Stored data:
** START **
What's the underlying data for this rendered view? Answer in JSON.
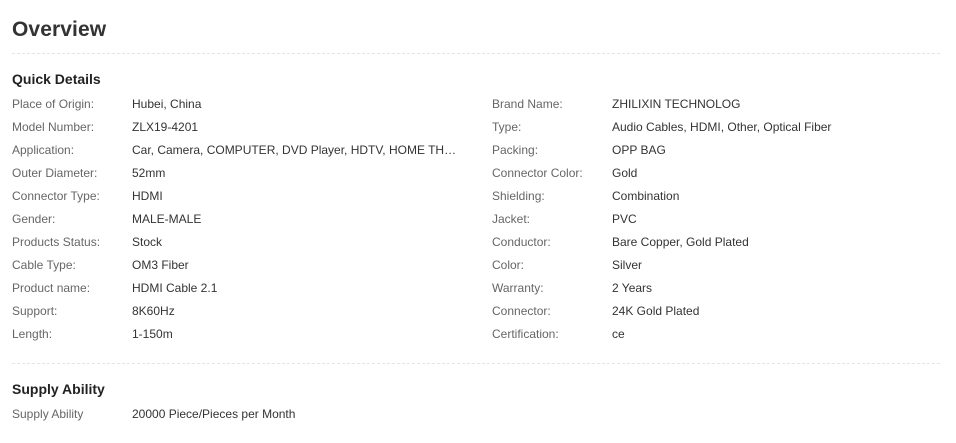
{
  "overview": {
    "title": "Overview"
  },
  "quick_details": {
    "title": "Quick Details",
    "rows": [
      {
        "label_left": "Place of Origin:",
        "value_left": "Hubei, China",
        "label_right": "Brand Name:",
        "value_right": "ZHILIXIN TECHNOLOG"
      },
      {
        "label_left": "Model Number:",
        "value_left": "ZLX19-4201",
        "label_right": "Type:",
        "value_right": "Audio Cables, HDMI, Other, Optical Fiber"
      },
      {
        "label_left": "Application:",
        "value_left": "Car, Camera, COMPUTER, DVD Player, HDTV, HOME THEATE...",
        "label_right": "Packing:",
        "value_right": "OPP BAG"
      },
      {
        "label_left": "Outer Diameter:",
        "value_left": "52mm",
        "label_right": "Connector Color:",
        "value_right": "Gold"
      },
      {
        "label_left": "Connector Type:",
        "value_left": "HDMI",
        "label_right": "Shielding:",
        "value_right": "Combination"
      },
      {
        "label_left": "Gender:",
        "value_left": "MALE-MALE",
        "label_right": "Jacket:",
        "value_right": "PVC"
      },
      {
        "label_left": "Products Status:",
        "value_left": "Stock",
        "label_right": "Conductor:",
        "value_right": "Bare Copper, Gold Plated"
      },
      {
        "label_left": "Cable Type:",
        "value_left": "OM3 Fiber",
        "label_right": "Color:",
        "value_right": "Silver"
      },
      {
        "label_left": "Product name:",
        "value_left": "HDMI Cable 2.1",
        "label_right": "Warranty:",
        "value_right": "2 Years"
      },
      {
        "label_left": "Support:",
        "value_left": "8K60Hz",
        "label_right": "Connector:",
        "value_right": "24K Gold Plated"
      },
      {
        "label_left": "Length:",
        "value_left": "1-150m",
        "label_right": "Certification:",
        "value_right": "ce"
      }
    ]
  },
  "supply_ability": {
    "title": "Supply Ability",
    "label": "Supply Ability",
    "value": "20000 Piece/Pieces per Month"
  }
}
** END **
▸ TASK DETAILS:
Find the lines above that contain the word "Type" and collect them.

▸ RESULT OF THE TASK:
        "label_right": "Type:",
        "label_left": "Connector Type:",
        "label_left": "Cable Type:",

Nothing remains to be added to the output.